> Quoted passage:
[BEGIN]

In Canada two definitions of family are included in immigration and refugee policy.2 The first is for family class immigration (e.g., sponsorship), which includes spouses/common law/conjugal partners, dependent children, parents, grandparents, or where the sponsor is without relatives in Canada, one relative by blood or adoption (see IRPA, 2001, Reg. 1(2) and Reg. 117). The second definition of family is used to determine who can accompany immigrants/refugees into Canada when they obtain permanent residence (i.e., who counts as accompanying family members). This definition of family is narrower and includes: (a) spouses/common law partners; (b) dependent children; and (c) dependent grandchildren (see IRPA, 2001, Reg., 1(3)). It applies to persons who receive permanent residence due to recognition as refugees (see IRPA, 2001, Regs., 139-51) and those persons immigrating to Canada as skilled workers, business persons, and family class immigrants. Recently proposed legislation regarding human smuggling would result in changes to this arrangement. In particular, those deemed to arrive in Canada via 'smugglers' and who are recognized as refugees would no longer receive permanent resident status for five years, and would therefore be ineligible to sponsor family members as family class immigrants (it also seems likely they would be unable to obtain permanent resident status for non-accompanying family members (i.e., s.141) for five years, though at this early stage this remains unclear). Compared with Finland, definitions of family in Canadian policy, therefore, are (more) extended for immigrants in that they include grandparents but for refugees are similarly limited to the nuclear family. Both countries' policies define family differently depending on from where or through what means persons arrive as newcomers.

5 Problematizing family in Finland and Canada

In the background of the recent problematization of family in Finland are earlier shifts in principles of Finnish immigration policy. The latest Finnish Immigration Policy Program (Tyoministerio 2006) shifted its main focus to an intake of immigrants based on labor market needs. What has also influenced demands for restrictions of family

reunification and for more intensive regulation are growing negative perceptions of immigration among the 'great public' and their expression in mass media. Recent cases have placed family reunification in the public eye. The most visible have been the so-called 'grandma cases' in which the residence applications of two grandmothers of former asylum seekers from Egypt and of a Russian 'marriage migrant', respectively, were repeatedly denied by Finnish Immigration authorities (e.g., Helsingin Sanomat 2010a). A Lutheran parish gave sanctuary for the Russian grandma and an Orthodox convent for the Egyptian and they enjoyed wide support from media and civic organizations. Both eventually received residence after a lengthy and arduous processes.

[END]

> Exercises to complete:
1. Decide whether each statement below agrees with the passage on family in immigration policy. For each, answer yes or no and quote the words of the passage that settle it.
(a) The Canadian definition of accompanying family members includes dependent grandchildren.
(b) The latest Finnish Immigration Policy Program shifted its main focus to humanitarian intake.
(c) Both grandmothers in the 'grandma cases' eventually received residence.
2. Reproduce the portion of the passage on family in immigration policy starting at "reunification and for" and ending at "and arduous processes.".
3. Answer these questions from the passage on family in immigration policy.
(a) Under family class immigration, whom may a sponsor without relatives in Canada include?
(b) For how many years would refugees deemed to arrive via 'smugglers' go without permanent resident status under the proposed legislation?
(c) Who gave sanctuary to the Egyptian grandmother?

> Listing:
[BEGIN]

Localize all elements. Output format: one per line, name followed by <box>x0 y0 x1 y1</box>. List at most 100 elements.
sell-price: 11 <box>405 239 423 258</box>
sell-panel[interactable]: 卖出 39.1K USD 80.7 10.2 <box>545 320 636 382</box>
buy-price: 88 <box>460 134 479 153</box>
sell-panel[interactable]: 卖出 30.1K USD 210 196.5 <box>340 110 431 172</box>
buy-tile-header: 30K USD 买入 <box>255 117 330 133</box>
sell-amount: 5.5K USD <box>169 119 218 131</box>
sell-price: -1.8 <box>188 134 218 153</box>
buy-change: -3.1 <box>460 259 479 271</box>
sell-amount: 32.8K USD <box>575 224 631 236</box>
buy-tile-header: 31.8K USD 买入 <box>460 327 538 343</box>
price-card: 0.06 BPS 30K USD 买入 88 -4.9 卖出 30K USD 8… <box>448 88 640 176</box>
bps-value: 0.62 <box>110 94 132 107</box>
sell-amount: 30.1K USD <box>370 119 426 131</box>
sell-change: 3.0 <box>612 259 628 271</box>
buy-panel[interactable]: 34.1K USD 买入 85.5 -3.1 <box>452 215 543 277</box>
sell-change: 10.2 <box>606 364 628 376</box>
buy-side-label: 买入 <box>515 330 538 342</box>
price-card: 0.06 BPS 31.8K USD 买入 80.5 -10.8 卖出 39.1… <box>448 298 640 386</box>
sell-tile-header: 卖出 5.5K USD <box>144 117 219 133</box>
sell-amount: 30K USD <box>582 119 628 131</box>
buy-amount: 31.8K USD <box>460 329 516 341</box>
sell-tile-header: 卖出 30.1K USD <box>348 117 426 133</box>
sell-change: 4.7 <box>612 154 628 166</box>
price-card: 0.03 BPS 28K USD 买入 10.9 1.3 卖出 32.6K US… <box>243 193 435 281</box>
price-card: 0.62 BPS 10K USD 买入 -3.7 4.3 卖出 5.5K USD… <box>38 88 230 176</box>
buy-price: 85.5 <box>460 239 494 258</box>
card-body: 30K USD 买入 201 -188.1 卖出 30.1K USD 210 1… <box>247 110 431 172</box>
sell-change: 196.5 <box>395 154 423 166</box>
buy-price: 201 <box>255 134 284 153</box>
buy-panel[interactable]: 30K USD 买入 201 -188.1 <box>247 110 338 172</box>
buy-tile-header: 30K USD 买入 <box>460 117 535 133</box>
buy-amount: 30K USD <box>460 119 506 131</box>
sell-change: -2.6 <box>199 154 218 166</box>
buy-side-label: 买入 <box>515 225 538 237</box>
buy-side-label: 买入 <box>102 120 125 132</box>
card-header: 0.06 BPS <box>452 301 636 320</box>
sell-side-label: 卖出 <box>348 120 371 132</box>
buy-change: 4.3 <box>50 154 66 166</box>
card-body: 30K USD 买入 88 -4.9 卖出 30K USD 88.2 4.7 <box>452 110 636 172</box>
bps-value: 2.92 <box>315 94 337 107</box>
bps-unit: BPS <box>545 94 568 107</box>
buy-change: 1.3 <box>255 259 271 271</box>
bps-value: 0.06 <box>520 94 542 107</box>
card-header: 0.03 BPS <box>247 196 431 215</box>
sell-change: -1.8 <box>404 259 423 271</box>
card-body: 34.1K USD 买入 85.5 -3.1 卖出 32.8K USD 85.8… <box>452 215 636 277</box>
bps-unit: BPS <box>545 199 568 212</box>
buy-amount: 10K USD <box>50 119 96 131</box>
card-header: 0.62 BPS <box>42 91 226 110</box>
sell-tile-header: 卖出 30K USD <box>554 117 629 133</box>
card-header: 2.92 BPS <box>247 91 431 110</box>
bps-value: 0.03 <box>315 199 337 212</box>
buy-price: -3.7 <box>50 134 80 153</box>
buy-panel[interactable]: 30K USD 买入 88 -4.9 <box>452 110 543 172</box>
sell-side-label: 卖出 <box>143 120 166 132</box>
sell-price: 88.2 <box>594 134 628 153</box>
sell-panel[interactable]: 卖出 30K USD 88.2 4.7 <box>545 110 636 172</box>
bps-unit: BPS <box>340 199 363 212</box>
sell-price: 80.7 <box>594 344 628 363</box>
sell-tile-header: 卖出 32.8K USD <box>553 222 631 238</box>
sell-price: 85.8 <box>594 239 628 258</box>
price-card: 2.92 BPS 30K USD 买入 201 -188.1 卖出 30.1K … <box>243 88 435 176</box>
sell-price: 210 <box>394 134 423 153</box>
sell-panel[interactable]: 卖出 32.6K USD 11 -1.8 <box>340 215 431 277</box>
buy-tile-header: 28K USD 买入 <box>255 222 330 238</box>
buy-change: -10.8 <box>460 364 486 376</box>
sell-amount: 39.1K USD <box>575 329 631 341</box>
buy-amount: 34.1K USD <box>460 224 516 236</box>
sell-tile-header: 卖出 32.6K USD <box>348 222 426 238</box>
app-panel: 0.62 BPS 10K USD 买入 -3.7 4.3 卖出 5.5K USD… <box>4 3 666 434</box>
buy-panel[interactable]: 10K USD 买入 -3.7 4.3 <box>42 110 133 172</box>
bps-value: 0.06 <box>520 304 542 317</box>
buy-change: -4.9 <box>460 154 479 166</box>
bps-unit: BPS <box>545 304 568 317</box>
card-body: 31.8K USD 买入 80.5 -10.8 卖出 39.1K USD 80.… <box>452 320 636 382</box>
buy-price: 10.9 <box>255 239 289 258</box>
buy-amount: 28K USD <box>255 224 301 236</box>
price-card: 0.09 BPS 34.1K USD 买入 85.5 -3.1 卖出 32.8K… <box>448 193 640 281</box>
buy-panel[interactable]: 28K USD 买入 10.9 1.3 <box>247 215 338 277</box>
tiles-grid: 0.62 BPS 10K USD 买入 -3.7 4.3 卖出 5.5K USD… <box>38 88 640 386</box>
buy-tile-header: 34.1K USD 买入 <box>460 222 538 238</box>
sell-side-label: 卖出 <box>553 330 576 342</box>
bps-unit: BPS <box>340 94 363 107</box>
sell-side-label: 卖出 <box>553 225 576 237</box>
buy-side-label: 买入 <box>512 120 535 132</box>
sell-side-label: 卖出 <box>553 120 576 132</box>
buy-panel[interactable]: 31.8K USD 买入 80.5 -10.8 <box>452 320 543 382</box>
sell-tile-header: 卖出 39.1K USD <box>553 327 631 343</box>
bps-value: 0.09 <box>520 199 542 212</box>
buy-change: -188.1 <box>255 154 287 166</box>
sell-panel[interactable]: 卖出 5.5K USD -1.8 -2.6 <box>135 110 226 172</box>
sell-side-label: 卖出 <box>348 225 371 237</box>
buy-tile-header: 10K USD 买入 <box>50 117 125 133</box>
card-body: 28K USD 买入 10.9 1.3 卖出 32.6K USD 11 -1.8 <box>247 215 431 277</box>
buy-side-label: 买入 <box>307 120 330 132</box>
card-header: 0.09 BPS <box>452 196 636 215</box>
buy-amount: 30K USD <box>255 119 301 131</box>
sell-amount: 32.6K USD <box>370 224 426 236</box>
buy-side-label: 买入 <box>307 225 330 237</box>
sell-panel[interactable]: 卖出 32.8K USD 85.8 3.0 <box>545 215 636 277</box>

[END]
[BEGIN]

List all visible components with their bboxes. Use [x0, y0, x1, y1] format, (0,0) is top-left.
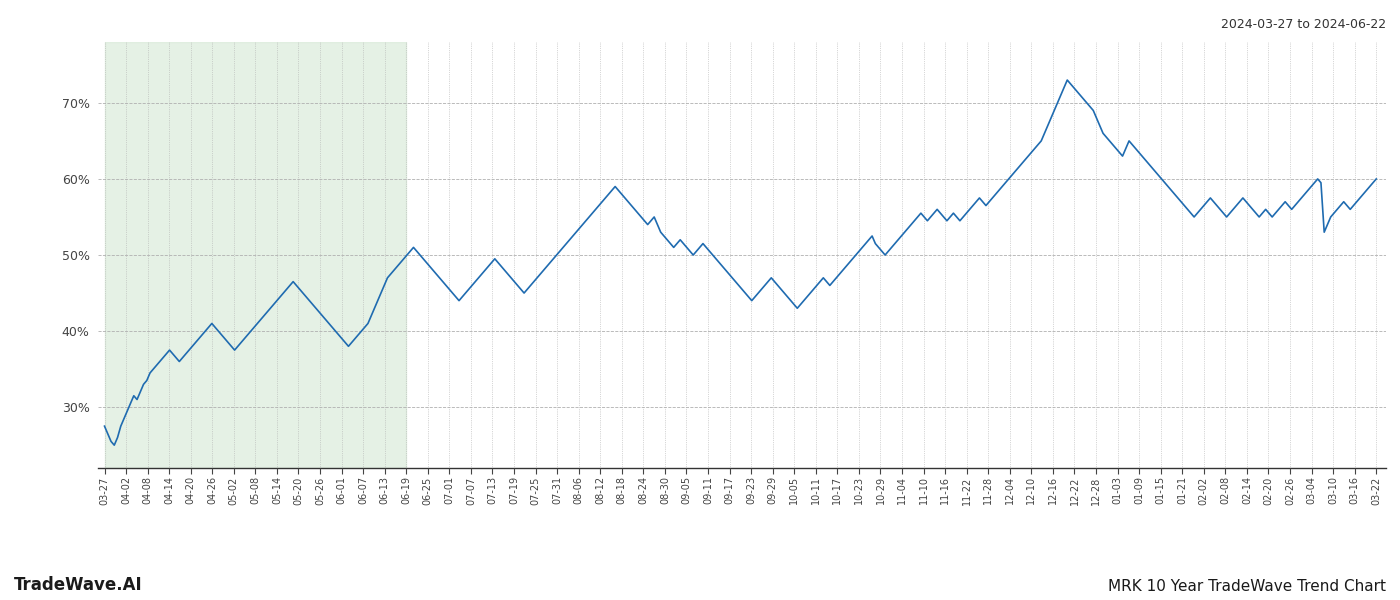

[END]

> Responses by task:
1.
(a) Yes: "(c) dependent grandchildren"
(b) No: "shifted its main focus to an intake of immigrants based on labor market needs"
(c) Yes: "Both eventually received residence"

2.
reunification and for more intensive regulation are growing negative perceptions of immigration among the 'great public' and their expression in mass media. Recent cases have placed family reunification in the public eye. The most visible have been the so-called 'grandma cases' in which the residence applications of two grandmothers of former asylum seekers from Egypt and of a Russian 'marriage migrant', respectively, were repeatedly denied by Finnish Immigration authorities (e.g., Helsingin Sanomat 2010a). A Lutheran parish gave sanctuary for the Russian grandma and an Orthodox convent for the Egyptian and they enjoyed wide support from media and civic organizations. Both eventually received residence after a lengthy and arduous processes.

3.
(a) One relative by blood or adoption.
(b) Five years.
(c) An Orthodox convent.